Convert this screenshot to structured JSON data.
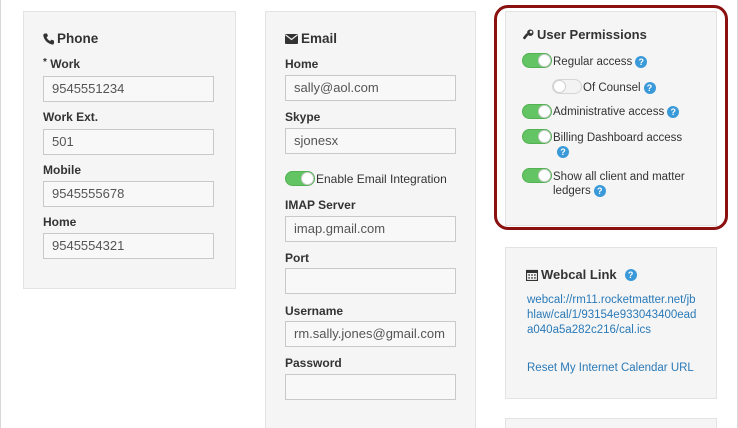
{
  "phone": {
    "title": "Phone",
    "icon": "phone-icon",
    "required_marker": "*",
    "fields": [
      {
        "label": "Work",
        "value": "9545551234"
      },
      {
        "label": "Work Ext.",
        "value": "501"
      },
      {
        "label": "Mobile",
        "value": "9545555678"
      },
      {
        "label": "Home",
        "value": "9545554321"
      }
    ]
  },
  "email": {
    "title": "Email",
    "icon": "envelope-icon",
    "home_label": "Home",
    "home_value": "sally@aol.com",
    "skype_label": "Skype",
    "skype_value": "sjonesx",
    "integration_label": "Enable Email Integration",
    "integration_enabled": true,
    "imap_label": "IMAP Server",
    "imap_value": "imap.gmail.com",
    "port_label": "Port",
    "port_value": "",
    "username_label": "Username",
    "username_value": "rm.sally.jones@gmail.com",
    "password_label": "Password",
    "password_value": ""
  },
  "permissions": {
    "title": "User Permissions",
    "icon": "wrench-icon",
    "items": [
      {
        "label": "Regular access",
        "enabled": true
      },
      {
        "label": "Of Counsel",
        "enabled": false
      },
      {
        "label": "Administrative access",
        "enabled": true
      },
      {
        "label": "Billing Dashboard access",
        "enabled": true
      },
      {
        "label": "Show all client and matter ledgers",
        "enabled": true
      }
    ],
    "help_glyph": "?"
  },
  "webcal": {
    "title": "Webcal Link",
    "icon": "calendar-icon",
    "help_glyph": "?",
    "url": "webcal://rm11.rocketmatter.net/jbhlaw/cal/1/93154e933043400eada040a5a282c216/cal.ics",
    "reset_label": "Reset My Internet Calendar URL"
  },
  "colors": {
    "toggle_on": "#62c462",
    "link": "#2a7ab8",
    "help": "#3a9ad9",
    "highlight": "#8b1010"
  }
}
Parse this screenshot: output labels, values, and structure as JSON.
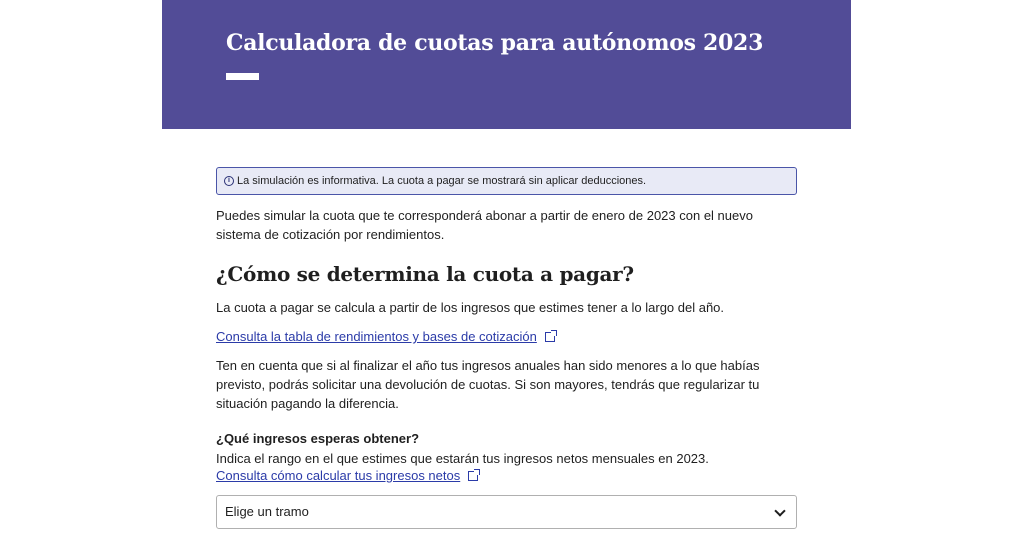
{
  "header": {
    "title": "Calculadora de cuotas para autónomos 2023"
  },
  "alert": {
    "icon": "info-icon",
    "text": "La simulación es informativa. La cuota a pagar se mostrará sin aplicar deducciones."
  },
  "intro": {
    "text": "Puedes simular la cuota que te corresponderá abonar a partir de enero de 2023 con el nuevo sistema de cotización por rendimientos."
  },
  "section": {
    "heading": "¿Cómo se determina la cuota a pagar?",
    "paragraph1": "La cuota a pagar se calcula a partir de los ingresos que estimes tener a lo largo del año.",
    "link1": "Consulta la tabla de rendimientos y bases de cotización",
    "paragraph2": "Ten en cuenta que si al finalizar el año tus ingresos anuales han sido menores a lo que habías previsto, podrás solicitar una devolución de cuotas. Si son mayores, tendrás que regularizar tu situación pagando la diferencia."
  },
  "form": {
    "label": "¿Qué ingresos esperas obtener?",
    "hint": "Indica el rango en el que estimes que estarán tus ingresos netos mensuales en 2023.",
    "link": "Consulta cómo calcular tus ingresos netos",
    "select_value": "Elige un tramo"
  },
  "colors": {
    "hero_background": "#524c97",
    "link": "#2b3ba8",
    "alert_border": "#4a55a8",
    "alert_background": "#e8eaf6"
  }
}
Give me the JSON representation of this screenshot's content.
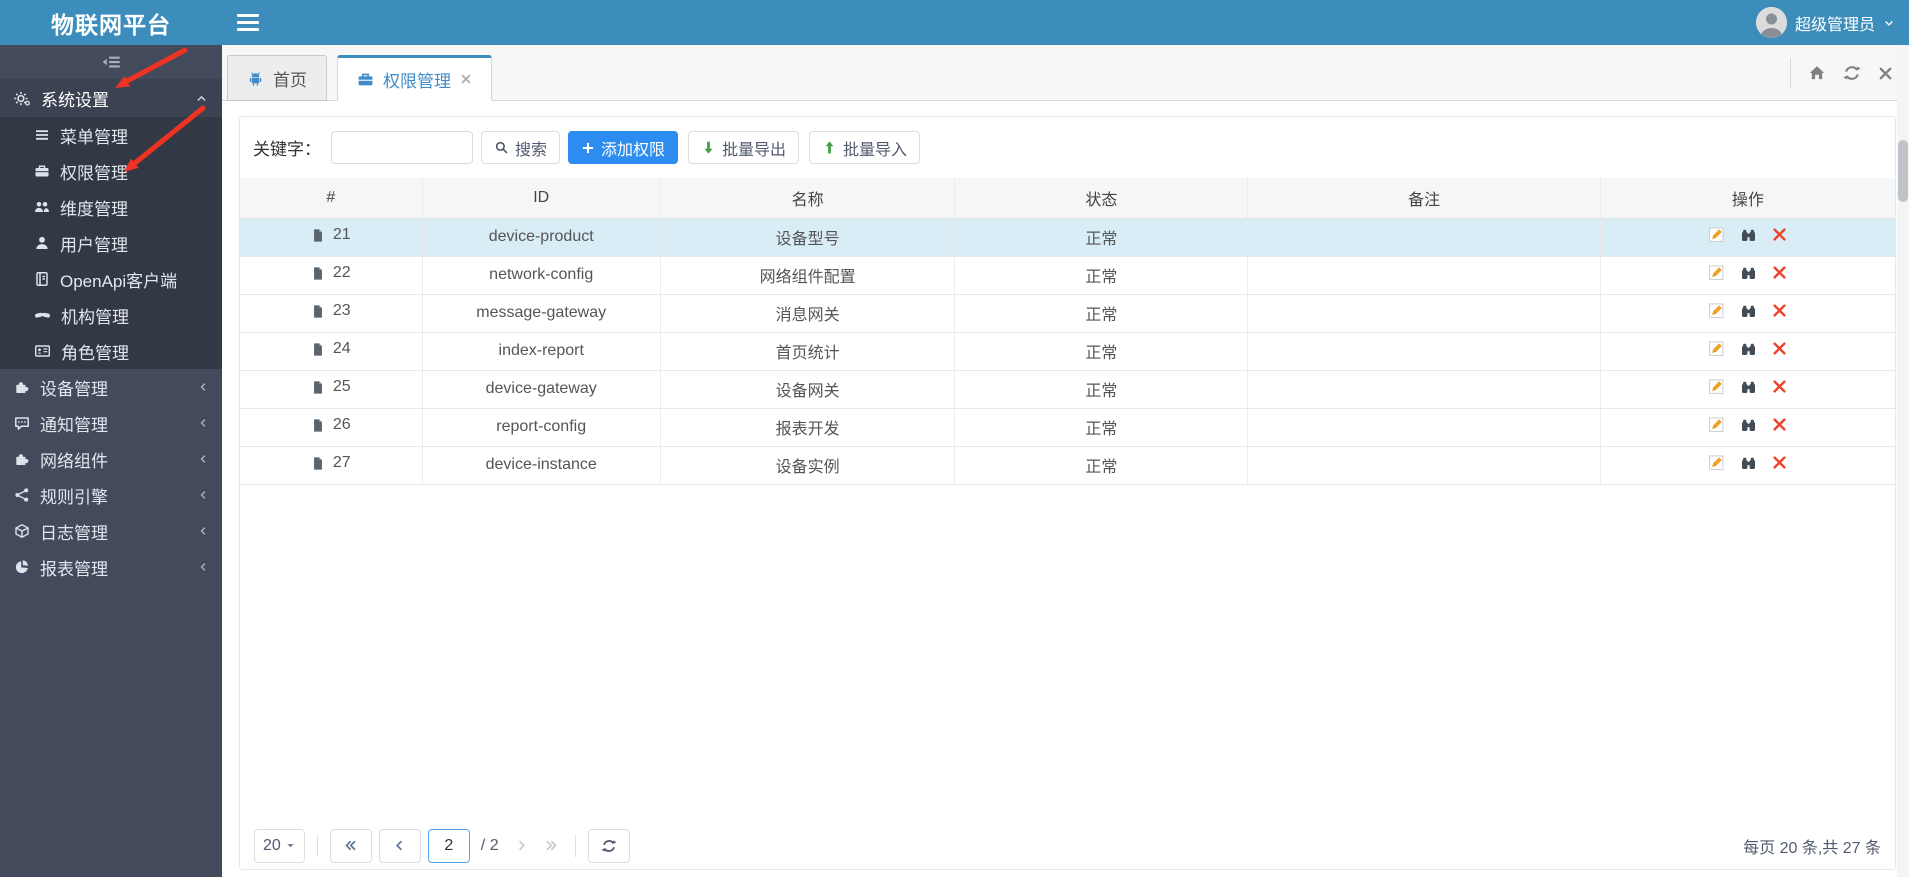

————————

→ To do: Return all of the entries exactly as written, but drop any pictures they hold.

→ Answer to the task:
Convert this screenshot to structured JSON data.
{
  "phone": {
    "title": "Phone",
    "icon": "phone-icon",
    "required_marker": "*",
    "fields": [
      {
        "label": "Work",
        "value": "9545551234"
      },
      {
        "label": "Work Ext.",
        "value": "501"
      },
      {
        "label": "Mobile",
        "value": "9545555678"
      },
      {
        "label": "Home",
        "value": "9545554321"
      }
    ]
  },
  "email": {
    "title": "Email",
    "icon": "envelope-icon",
    "home_label": "Home",
    "home_value": "sally@aol.com",
    "skype_label": "Skype",
    "skype_value": "sjonesx",
    "integration_label": "Enable Email Integration",
    "integration_enabled": true,
    "imap_label": "IMAP Server",
    "imap_value": "imap.gmail.com",
    "port_label": "Port",
    "port_value": "",
    "username_label": "Username",
    "username_value": "rm.sally.jones@gmail.com",
    "password_label": "Password",
    "password_value": ""
  },
  "permissions": {
    "title": "User Permissions",
    "icon": "wrench-icon",
    "items": [
      {
        "label": "Regular access",
        "enabled": true
      },
      {
        "label": "Of Counsel",
        "enabled": false
      },
      {
        "label": "Administrative access",
        "enabled": true
      },
      {
        "label": "Billing Dashboard access",
        "enabled": true
      },
      {
        "label": "Show all client and matter ledgers",
        "enabled": true
      }
    ],
    "help_glyph": "?"
  },
  "webcal": {
    "title": "Webcal Link",
    "icon": "calendar-icon",
    "help_glyph": "?",
    "url": "webcal://rm11.rocketmatter.net/jbhlaw/cal/1/93154e933043400eada040a5a282c216/cal.ics",
    "reset_label": "Reset My Internet Calendar URL"
  },
  "colors": {
    "toggle_on": "#62c462",
    "link": "#2a7ab8",
    "help": "#3a9ad9",
    "highlight": "#8b1010"
  }
}
Parse this screenshot: output labels, values, and structure as JSON.
{
  "header": {
    "title": "Calculadora de cuotas para autónomos 2023"
  },
  "alert": {
    "icon": "info-icon",
    "text": "La simulación es informativa. La cuota a pagar se mostrará sin aplicar deducciones."
  },
  "intro": {
    "text": "Puedes simular la cuota que te corresponderá abonar a partir de enero de 2023 con el nuevo sistema de cotización por rendimientos."
  },
  "section": {
    "heading": "¿Cómo se determina la cuota a pagar?",
    "paragraph1": "La cuota a pagar se calcula a partir de los ingresos que estimes tener a lo largo del año.",
    "link1": "Consulta la tabla de rendimientos y bases de cotización",
    "paragraph2": "Ten en cuenta que si al finalizar el año tus ingresos anuales han sido menores a lo que habías previsto, podrás solicitar una devolución de cuotas. Si son mayores, tendrás que regularizar tu situación pagando la diferencia."
  },
  "form": {
    "label": "¿Qué ingresos esperas obtener?",
    "hint": "Indica el rango en el que estimes que estarán tus ingresos netos mensuales en 2023.",
    "link": "Consulta cómo calcular tus ingresos netos",
    "select_value": "Elige un tramo"
  },
  "colors": {
    "hero_background": "#524c97",
    "link": "#2b3ba8",
    "alert_border": "#4a55a8",
    "alert_background": "#e8eaf6"
  }
}
Give me the JSON representation of this screenshot's content.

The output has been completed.